═══ Records

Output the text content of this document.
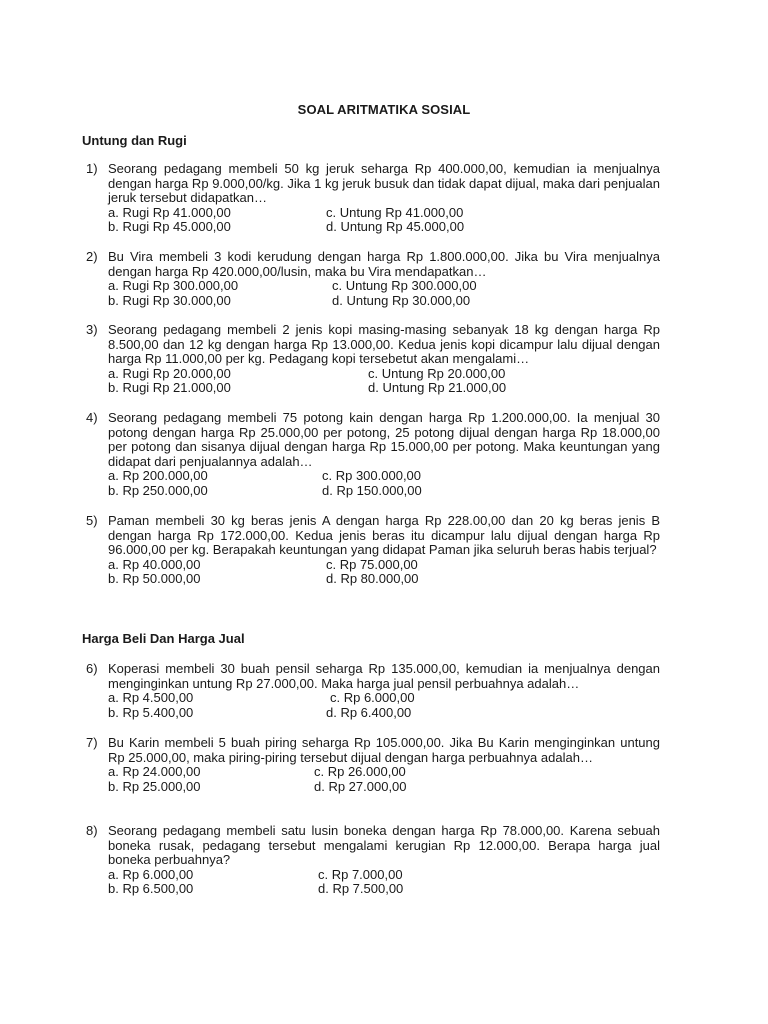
SOAL ARITMATIKA SOSIAL
Untung dan Rugi
1) Seorang pedagang membeli 50 kg jeruk seharga Rp 400.000,00, kemudian ia menjualnya dengan harga Rp 9.000,00/kg. Jika 1 kg jeruk busuk dan tidak dapat dijual, maka dari penjualan jeruk tersebut didapatkan…
a. Rugi Rp 41.000,00
b. Rugi Rp 45.000,00
c. Untung Rp 41.000,00
d. Untung Rp 45.000,00
2) Bu Vira membeli 3 kodi kerudung dengan harga Rp 1.800.000,00. Jika bu Vira menjualnya dengan harga Rp 420.000,00/lusin, maka bu Vira mendapatkan…
a. Rugi Rp 300.000,00
b. Rugi Rp 30.000,00
c. Untung Rp 300.000,00
d. Untung Rp 30.000,00
3) Seorang pedagang membeli 2 jenis kopi masing-masing sebanyak 18 kg dengan harga Rp 8.500,00 dan 12 kg dengan harga Rp 13.000,00. Kedua jenis kopi dicampur lalu dijual dengan harga Rp 11.000,00 per kg. Pedagang kopi tersebetut akan mengalami…
a. Rugi Rp 20.000,00
b. Rugi Rp 21.000,00
c. Untung Rp 20.000,00
d. Untung Rp 21.000,00
4) Seorang pedagang membeli 75 potong kain dengan harga Rp 1.200.000,00. Ia menjual 30 potong dengan harga Rp 25.000,00 per potong, 25 potong dijual dengan harga Rp 18.000,00 per potong dan sisanya dijual dengan harga Rp 15.000,00 per potong. Maka keuntungan yang didapat dari penjualannya adalah…
a. Rp 200.000,00
b. Rp 250.000,00
c. Rp 300.000,00
d. Rp 150.000,00
5) Paman membeli 30 kg beras jenis A dengan harga Rp 228.00,00 dan 20 kg beras jenis B dengan harga Rp 172.000,00. Kedua jenis beras itu dicampur lalu dijual dengan harga Rp 96.000,00 per kg. Berapakah keuntungan yang didapat Paman jika seluruh beras habis terjual?
a. Rp 40.000,00
b. Rp 50.000,00
c. Rp 75.000,00
d. Rp 80.000,00
Harga Beli Dan Harga Jual
6) Koperasi membeli 30 buah pensil seharga Rp 135.000,00, kemudian ia menjualnya dengan menginginkan untung Rp 27.000,00. Maka harga jual pensil perbuahnya adalah…
a. Rp 4.500,00
b. Rp 5.400,00
c. Rp 6.000,00
d. Rp 6.400,00
7) Bu Karin membeli 5 buah piring seharga Rp 105.000,00. Jika Bu Karin menginginkan untung Rp 25.000,00, maka piring-piring tersebut dijual dengan harga perbuahnya adalah…
a. Rp 24.000,00
b. Rp 25.000,00
c. Rp 26.000,00
d. Rp 27.000,00
8) Seorang pedagang membeli satu lusin boneka dengan harga Rp 78.000,00. Karena sebuah boneka rusak, pedagang tersebut mengalami kerugian Rp 12.000,00. Berapa harga jual boneka perbuahnya?
a. Rp 6.000,00
b. Rp 6.500,00
c. Rp 7.000,00
d. Rp 7.500,00
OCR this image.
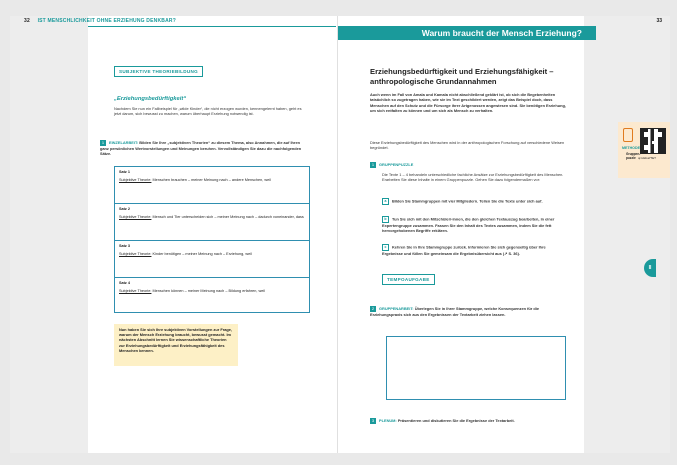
32 IST MENSCHLICHKEIT OHNE ERZIEHUNG DENKBAR?
SUBJEKTIVE THEORIEBILDUNG
„Erziehungsbedürftigkeit“
Nachdem Sie nun ein Fallbeispiel für „wilde Kinder“, die nicht erzogen wurden, kennengelernt haben, geht es jetzt darum, sich bewusst zu machen, warum überhaupt Erziehung notwendig ist.
1 EINZELARBEIT: Bilden Sie Ihre „subjektiven Theorien“ zu diesem Thema, also Annahmen, die auf Ihren ganz persönlichen Wertvorstellungen und Meinungen beruhen. Vervollständigen Sie dazu die nachfolgenden Sätze.
Satz 1
Subjektive Theorie: Menschen brauchen – meiner Meinung nach – andere Menschen, weil
Satz 2
Subjektive Theorie: Mensch und Tier unterscheiden sich – meiner Meinung nach – dadurch voneinander, dass
Satz 3
Subjektive Theorie: Kinder benötigen – meiner Meinung nach – Erziehung, weil
Satz 4
Subjektive Theorie: Menschen können – meiner Meinung nach – Bildung erfahren, weil
Nun haben Sie sich Ihre subjektiven Vorstellungen zur Frage, warum der Mensch Erziehung braucht, bewusst gemacht. Im nächsten Abschnitt lernen Sie wissenschaftliche Theorien zur Erziehungsbedürftigkeit und Erziehungsfähigkeit des Menschen kennen.
33
Warum braucht der Mensch Erziehung?
Erziehungsbedürftigkeit und Erziehungsfähigkeit – anthropologische Grundannahmen
Auch wenn im Fall von Amala und Kamala nicht abschließend geklärt ist, ob sich die Begebenheiten tatsächlich so zugetragen haben, wie sie im Text geschildert werden, zeigt das Beispiel doch, dass Menschen auf den Schutz und die Fürsorge ihrer Artgenossen angewiesen sind. Sie benötigen Erziehung, um sich entfalten zu können und um sich als Mensch zu verhalten.
Diese Erziehungsbedürftigkeit des Menschen wird in der anthropologischen Forschung auf verschiedene Weisen begründet.
1 GRUPPENPUZZLE
Die Texte 1 – 4 behandeln unterschiedliche fachliche Ansätze zur Erziehungsbedürftigkeit des Menschen. Erarbeiten Sie diese Inhalte in einem Gruppenpuzzle. Gehen Sie dazu folgendermaßen vor:
a Bilden Sie Stammgruppen mit vier Mitgliedern. Teilen Sie die Texte unter sich auf.
b Tun Sie sich mit den Mitschüler/-innen, die den gleichen Textauszug bearbeiten, in einer Expertengruppe zusammen. Fassen Sie den Inhalt des Textes zusammen, indem Sie die fett hervorgehobenen Begriffe erklären.
c Kehren Sie in Ihre Stammgruppe zurück. Informieren Sie sich gegenseitig über Ihre Ergebnisse und füllen Sie gemeinsam die Ergebnisübersicht aus (↗ S. 36).
TEMPOAUFGABE
2 GRUPPENARBEIT: Überlegen Sie in Ihrer Stammgruppe, welche Konsequenzen für die Erziehungspraxis sich aus den Ergebnissen der Textarbeit ziehen lassen.
3 PLENUM: Präsentieren und diskutieren Sie die Ergebnisse der Textarbeit.
METHODE
Gruppen-puzzle qr.tdsfo2/TET
II
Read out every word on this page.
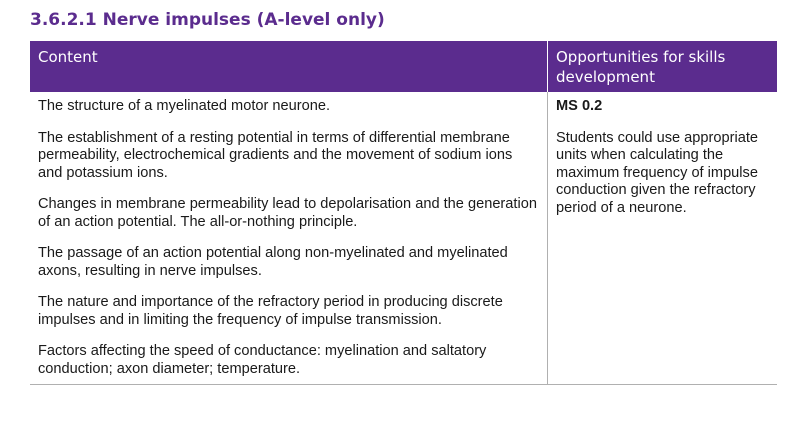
3.6.2.1 Nerve impulses (A-level only)
Content	Opportunities for skills development

The structure of a myelinated motor neurone.

The establishment of a resting potential in terms of differential membrane permeability, electrochemical gradients and the movement of sodium ions and potassium ions.

Changes in membrane permeability lead to depolarisation and the generation of an action potential. The all-or-nothing principle.

The passage of an action potential along non-myelinated and myelinated axons, resulting in nerve impulses.

The nature and importance of the refractory period in producing discrete impulses and in limiting the frequency of impulse transmission.

Factors affecting the speed of conductance: myelination and saltatory conduction; axon diameter; temperature.

MS 0.2

Students could use appropriate units when calculating the maximum frequency of impulse conduction given the refractory period of a neurone.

══════

Exercise details> Every line from the one with "Read out every word on this page." through the last line of the material gets printed exactly, and nothing more. Omit the pictures.

Full solution>
Read out every word on this page.
3.6.2.1 Nerve impulses (A-level only)
Content	Opportunities for skills development

The structure of a myelinated motor neurone.

The establishment of a resting potential in terms of differential membrane permeability, electrochemical gradients and the movement of sodium ions and potassium ions.

Changes in membrane permeability lead to depolarisation and the generation of an action potential. The all-or-nothing principle.

The passage of an action potential along non-myelinated and myelinated axons, resulting in nerve impulses.

The nature and importance of the refractory period in producing discrete impulses and in limiting the frequency of impulse transmission.

Factors affecting the speed of conductance: myelination and saltatory conduction; axon diameter; temperature.

MS 0.2

Students could use appropriate units when calculating the maximum frequency of impulse conduction given the refractory period of a neurone.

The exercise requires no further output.